··· Records for the task ···

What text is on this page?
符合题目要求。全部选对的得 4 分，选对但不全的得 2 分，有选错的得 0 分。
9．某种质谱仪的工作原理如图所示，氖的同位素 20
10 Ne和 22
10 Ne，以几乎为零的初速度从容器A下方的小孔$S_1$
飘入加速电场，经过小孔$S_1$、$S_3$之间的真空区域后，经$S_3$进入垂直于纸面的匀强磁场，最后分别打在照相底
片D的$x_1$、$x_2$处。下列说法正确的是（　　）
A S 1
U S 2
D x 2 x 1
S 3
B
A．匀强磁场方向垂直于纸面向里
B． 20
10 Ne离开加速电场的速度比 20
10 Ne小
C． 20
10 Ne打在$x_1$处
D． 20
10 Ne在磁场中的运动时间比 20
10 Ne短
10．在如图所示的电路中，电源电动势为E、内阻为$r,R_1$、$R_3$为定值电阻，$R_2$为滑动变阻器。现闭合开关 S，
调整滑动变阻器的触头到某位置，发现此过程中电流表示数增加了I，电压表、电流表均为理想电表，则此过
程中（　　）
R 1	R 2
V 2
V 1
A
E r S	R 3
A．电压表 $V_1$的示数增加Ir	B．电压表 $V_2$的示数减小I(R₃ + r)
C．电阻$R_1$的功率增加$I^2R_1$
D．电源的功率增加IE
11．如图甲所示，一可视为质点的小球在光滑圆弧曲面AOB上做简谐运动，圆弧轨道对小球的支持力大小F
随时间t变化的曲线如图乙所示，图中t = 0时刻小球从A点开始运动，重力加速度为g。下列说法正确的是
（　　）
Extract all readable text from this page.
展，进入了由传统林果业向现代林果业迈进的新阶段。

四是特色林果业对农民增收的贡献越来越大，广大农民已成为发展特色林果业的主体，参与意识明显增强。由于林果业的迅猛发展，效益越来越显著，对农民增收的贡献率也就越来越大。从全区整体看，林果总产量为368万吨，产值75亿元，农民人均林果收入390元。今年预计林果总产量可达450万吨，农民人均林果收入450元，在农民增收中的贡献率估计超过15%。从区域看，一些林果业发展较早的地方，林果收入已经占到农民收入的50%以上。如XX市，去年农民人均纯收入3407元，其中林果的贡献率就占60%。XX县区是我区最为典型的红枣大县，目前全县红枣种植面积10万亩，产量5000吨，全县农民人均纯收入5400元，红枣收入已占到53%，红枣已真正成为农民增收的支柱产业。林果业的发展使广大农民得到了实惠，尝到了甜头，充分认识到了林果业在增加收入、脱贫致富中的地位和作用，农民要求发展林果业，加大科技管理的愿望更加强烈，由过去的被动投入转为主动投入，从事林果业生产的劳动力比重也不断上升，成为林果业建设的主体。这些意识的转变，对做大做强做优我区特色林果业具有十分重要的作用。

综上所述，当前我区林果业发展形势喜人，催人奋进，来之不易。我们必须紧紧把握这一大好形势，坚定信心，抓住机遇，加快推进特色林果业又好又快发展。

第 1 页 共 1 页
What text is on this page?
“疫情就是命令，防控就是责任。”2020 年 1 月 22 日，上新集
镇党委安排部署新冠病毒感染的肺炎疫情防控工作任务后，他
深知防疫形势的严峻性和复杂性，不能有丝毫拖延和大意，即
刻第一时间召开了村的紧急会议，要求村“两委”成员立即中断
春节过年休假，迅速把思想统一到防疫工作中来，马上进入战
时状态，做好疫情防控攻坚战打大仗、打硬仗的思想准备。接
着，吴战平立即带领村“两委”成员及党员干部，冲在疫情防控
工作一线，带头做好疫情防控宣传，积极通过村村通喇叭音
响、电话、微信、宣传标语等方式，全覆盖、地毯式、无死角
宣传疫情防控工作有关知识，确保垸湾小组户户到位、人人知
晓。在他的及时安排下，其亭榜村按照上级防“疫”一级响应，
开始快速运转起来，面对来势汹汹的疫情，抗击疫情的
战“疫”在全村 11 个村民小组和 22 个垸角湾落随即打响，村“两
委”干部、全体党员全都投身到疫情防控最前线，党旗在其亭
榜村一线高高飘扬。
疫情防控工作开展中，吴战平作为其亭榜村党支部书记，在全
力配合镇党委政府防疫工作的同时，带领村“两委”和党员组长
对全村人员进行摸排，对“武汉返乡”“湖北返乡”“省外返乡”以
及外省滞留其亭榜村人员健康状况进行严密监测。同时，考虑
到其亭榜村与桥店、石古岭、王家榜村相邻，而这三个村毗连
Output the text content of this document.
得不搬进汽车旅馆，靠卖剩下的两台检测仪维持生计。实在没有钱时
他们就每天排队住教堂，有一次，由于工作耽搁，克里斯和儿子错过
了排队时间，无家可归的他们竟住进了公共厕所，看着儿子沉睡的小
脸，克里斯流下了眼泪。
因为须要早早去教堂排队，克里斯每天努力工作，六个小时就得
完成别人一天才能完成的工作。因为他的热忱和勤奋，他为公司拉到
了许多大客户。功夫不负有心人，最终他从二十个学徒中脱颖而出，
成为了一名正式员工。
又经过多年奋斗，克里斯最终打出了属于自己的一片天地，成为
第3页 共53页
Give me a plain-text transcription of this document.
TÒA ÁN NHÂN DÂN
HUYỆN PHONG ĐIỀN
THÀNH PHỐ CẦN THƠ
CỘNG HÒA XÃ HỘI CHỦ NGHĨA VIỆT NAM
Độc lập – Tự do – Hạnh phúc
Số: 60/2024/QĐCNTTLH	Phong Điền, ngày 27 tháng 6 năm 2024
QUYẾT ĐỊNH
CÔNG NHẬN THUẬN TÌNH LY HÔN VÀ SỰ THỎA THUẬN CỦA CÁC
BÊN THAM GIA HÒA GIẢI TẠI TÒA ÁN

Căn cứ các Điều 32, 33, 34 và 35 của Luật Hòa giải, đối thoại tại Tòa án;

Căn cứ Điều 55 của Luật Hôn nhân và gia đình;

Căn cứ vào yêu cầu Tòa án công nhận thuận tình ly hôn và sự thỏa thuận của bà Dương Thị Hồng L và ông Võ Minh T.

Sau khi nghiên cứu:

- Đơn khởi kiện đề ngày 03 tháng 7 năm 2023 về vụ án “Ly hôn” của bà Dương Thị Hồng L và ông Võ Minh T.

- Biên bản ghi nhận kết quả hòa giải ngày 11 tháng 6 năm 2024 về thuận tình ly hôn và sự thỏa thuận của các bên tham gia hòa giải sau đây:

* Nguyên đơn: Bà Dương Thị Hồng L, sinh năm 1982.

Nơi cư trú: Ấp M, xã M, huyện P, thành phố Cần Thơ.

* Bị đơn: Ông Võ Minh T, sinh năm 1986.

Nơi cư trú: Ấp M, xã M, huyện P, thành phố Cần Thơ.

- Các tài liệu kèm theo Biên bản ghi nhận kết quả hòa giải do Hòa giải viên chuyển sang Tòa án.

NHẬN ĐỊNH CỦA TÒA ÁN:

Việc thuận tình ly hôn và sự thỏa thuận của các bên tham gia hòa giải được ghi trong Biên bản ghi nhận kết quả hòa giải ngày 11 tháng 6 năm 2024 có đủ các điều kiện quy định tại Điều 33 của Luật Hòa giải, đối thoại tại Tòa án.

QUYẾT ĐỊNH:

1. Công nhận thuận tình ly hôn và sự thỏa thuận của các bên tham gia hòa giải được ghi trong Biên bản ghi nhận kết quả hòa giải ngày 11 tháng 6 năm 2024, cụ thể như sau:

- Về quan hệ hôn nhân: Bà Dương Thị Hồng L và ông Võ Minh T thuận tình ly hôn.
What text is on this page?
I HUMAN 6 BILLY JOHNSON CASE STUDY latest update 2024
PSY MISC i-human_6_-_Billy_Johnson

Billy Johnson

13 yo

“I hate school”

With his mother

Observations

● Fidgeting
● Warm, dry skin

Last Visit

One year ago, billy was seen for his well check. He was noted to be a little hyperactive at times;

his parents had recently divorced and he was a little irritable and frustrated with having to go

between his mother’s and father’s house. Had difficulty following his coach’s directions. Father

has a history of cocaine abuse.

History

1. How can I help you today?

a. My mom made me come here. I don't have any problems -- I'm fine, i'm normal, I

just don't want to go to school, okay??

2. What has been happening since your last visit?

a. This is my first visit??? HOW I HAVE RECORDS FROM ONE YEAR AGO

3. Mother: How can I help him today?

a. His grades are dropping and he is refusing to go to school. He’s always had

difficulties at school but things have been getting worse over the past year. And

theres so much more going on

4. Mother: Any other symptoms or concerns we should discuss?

···

**Problem to solve**
From the records above, pull out every line containing the word "little".

**In response**
One year ago, billy was seen for his well check. He was noted to be a little hyperactive at times;
his parents had recently divorced and he was a little irritable and frustrated with having to go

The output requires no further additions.